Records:

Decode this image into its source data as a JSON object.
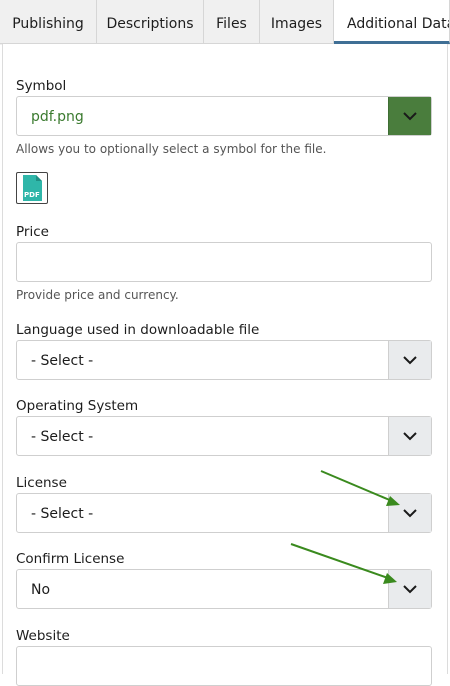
{
  "tabs": [
    {
      "label": "Publishing"
    },
    {
      "label": "Descriptions"
    },
    {
      "label": "Files"
    },
    {
      "label": "Images"
    },
    {
      "label": "Additional Data"
    }
  ],
  "form": {
    "symbol": {
      "label": "Symbol",
      "value": "pdf.png",
      "help": "Allows you to optionally select a symbol for the file.",
      "icon_text": "PDF"
    },
    "price": {
      "label": "Price",
      "value": "",
      "help": "Provide price and currency."
    },
    "language": {
      "label": "Language used in downloadable file",
      "value": "- Select -"
    },
    "os": {
      "label": "Operating System",
      "value": "- Select -"
    },
    "license": {
      "label": "License",
      "value": "- Select -"
    },
    "confirm_license": {
      "label": "Confirm License",
      "value": "No"
    },
    "website": {
      "label": "Website"
    }
  },
  "colors": {
    "accent_green": "#4a7d3d",
    "active_tab_underline": "#3f6f95",
    "arrow_green": "#3a8a1e"
  }
}
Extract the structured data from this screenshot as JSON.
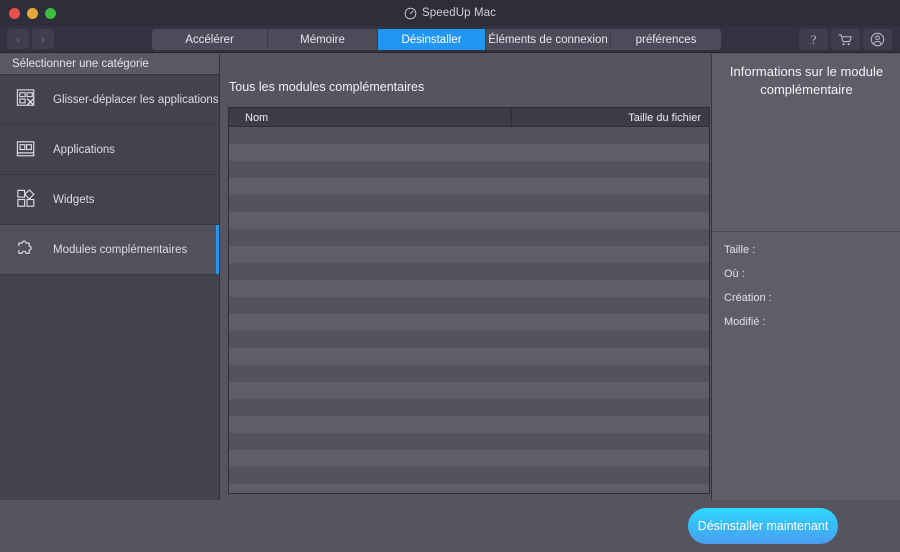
{
  "window": {
    "title": "SpeedUp Mac",
    "logo_icon": "speedometer-icon",
    "traffic_lights": [
      "close-button",
      "minimize-button",
      "maximize-button"
    ]
  },
  "toolbar": {
    "back_label": "‹",
    "forward_label": "›",
    "tabs": [
      {
        "label": "Accélérer",
        "active": false
      },
      {
        "label": "Mémoire",
        "active": false
      },
      {
        "label": "Désinstaller",
        "active": true
      },
      {
        "label": "Éléments de connexion",
        "active": false
      },
      {
        "label": "préférences",
        "active": false
      }
    ],
    "help_label": "?",
    "actions": [
      "help-button",
      "cart-button",
      "account-button"
    ]
  },
  "sidebar": {
    "header": "Sélectionner une catégorie",
    "items": [
      {
        "label": "Glisser-déplacer les applications",
        "icon": "drag-drop-apps-icon",
        "selected": false
      },
      {
        "label": "Applications",
        "icon": "applications-grid-icon",
        "selected": false
      },
      {
        "label": "Widgets",
        "icon": "widgets-icon",
        "selected": false
      },
      {
        "label": "Modules complémentaires",
        "icon": "puzzle-piece-icon",
        "selected": true
      }
    ]
  },
  "main": {
    "title": "Tous les modules complémentaires",
    "table": {
      "columns": [
        "Nom",
        "Taille du fichier"
      ],
      "rows": []
    }
  },
  "info_panel": {
    "title": "Informations sur le module complémentaire",
    "fields": [
      {
        "label": "Taille :",
        "value": ""
      },
      {
        "label": "Où :",
        "value": ""
      },
      {
        "label": "Création :",
        "value": ""
      },
      {
        "label": "Modifié :",
        "value": ""
      }
    ]
  },
  "footer": {
    "uninstall_label": "Désinstaller maintenant"
  },
  "colors": {
    "accent_blue": "#2196f3",
    "button_cyan": "#2fd9ff",
    "window_bg": "#55545f",
    "titlebar_bg": "#2e2e3a",
    "sidebar_bg": "#43434f"
  }
}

Task instructions:
Go back to the records above and write them out exactly, without the pictures.

In response:
Decode this image into its source data as a JSON object.
{
  "tabs": [
    {
      "label": "Publishing"
    },
    {
      "label": "Descriptions"
    },
    {
      "label": "Files"
    },
    {
      "label": "Images"
    },
    {
      "label": "Additional Data"
    }
  ],
  "form": {
    "symbol": {
      "label": "Symbol",
      "value": "pdf.png",
      "help": "Allows you to optionally select a symbol for the file.",
      "icon_text": "PDF"
    },
    "price": {
      "label": "Price",
      "value": "",
      "help": "Provide price and currency."
    },
    "language": {
      "label": "Language used in downloadable file",
      "value": "- Select -"
    },
    "os": {
      "label": "Operating System",
      "value": "- Select -"
    },
    "license": {
      "label": "License",
      "value": "- Select -"
    },
    "confirm_license": {
      "label": "Confirm License",
      "value": "No"
    },
    "website": {
      "label": "Website"
    }
  },
  "colors": {
    "accent_green": "#4a7d3d",
    "active_tab_underline": "#3f6f95",
    "arrow_green": "#3a8a1e"
  }
}
Extract the structured data from this screenshot as JSON.
{
  "window": {
    "title": "SpeedUp Mac",
    "logo_icon": "speedometer-icon",
    "traffic_lights": [
      "close-button",
      "minimize-button",
      "maximize-button"
    ]
  },
  "toolbar": {
    "back_label": "‹",
    "forward_label": "›",
    "tabs": [
      {
        "label": "Accélérer",
        "active": false
      },
      {
        "label": "Mémoire",
        "active": false
      },
      {
        "label": "Désinstaller",
        "active": true
      },
      {
        "label": "Éléments de connexion",
        "active": false
      },
      {
        "label": "préférences",
        "active": false
      }
    ],
    "help_label": "?",
    "actions": [
      "help-button",
      "cart-button",
      "account-button"
    ]
  },
  "sidebar": {
    "header": "Sélectionner une catégorie",
    "items": [
      {
        "label": "Glisser-déplacer les applications",
        "icon": "drag-drop-apps-icon",
        "selected": false
      },
      {
        "label": "Applications",
        "icon": "applications-grid-icon",
        "selected": false
      },
      {
        "label": "Widgets",
        "icon": "widgets-icon",
        "selected": false
      },
      {
        "label": "Modules complémentaires",
        "icon": "puzzle-piece-icon",
        "selected": true
      }
    ]
  },
  "main": {
    "title": "Tous les modules complémentaires",
    "table": {
      "columns": [
        "Nom",
        "Taille du fichier"
      ],
      "rows": []
    }
  },
  "info_panel": {
    "title": "Informations sur le module complémentaire",
    "fields": [
      {
        "label": "Taille :",
        "value": ""
      },
      {
        "label": "Où :",
        "value": ""
      },
      {
        "label": "Création :",
        "value": ""
      },
      {
        "label": "Modifié :",
        "value": ""
      }
    ]
  },
  "footer": {
    "uninstall_label": "Désinstaller maintenant"
  },
  "colors": {
    "accent_blue": "#2196f3",
    "button_cyan": "#2fd9ff",
    "window_bg": "#55545f",
    "titlebar_bg": "#2e2e3a",
    "sidebar_bg": "#43434f"
  }
}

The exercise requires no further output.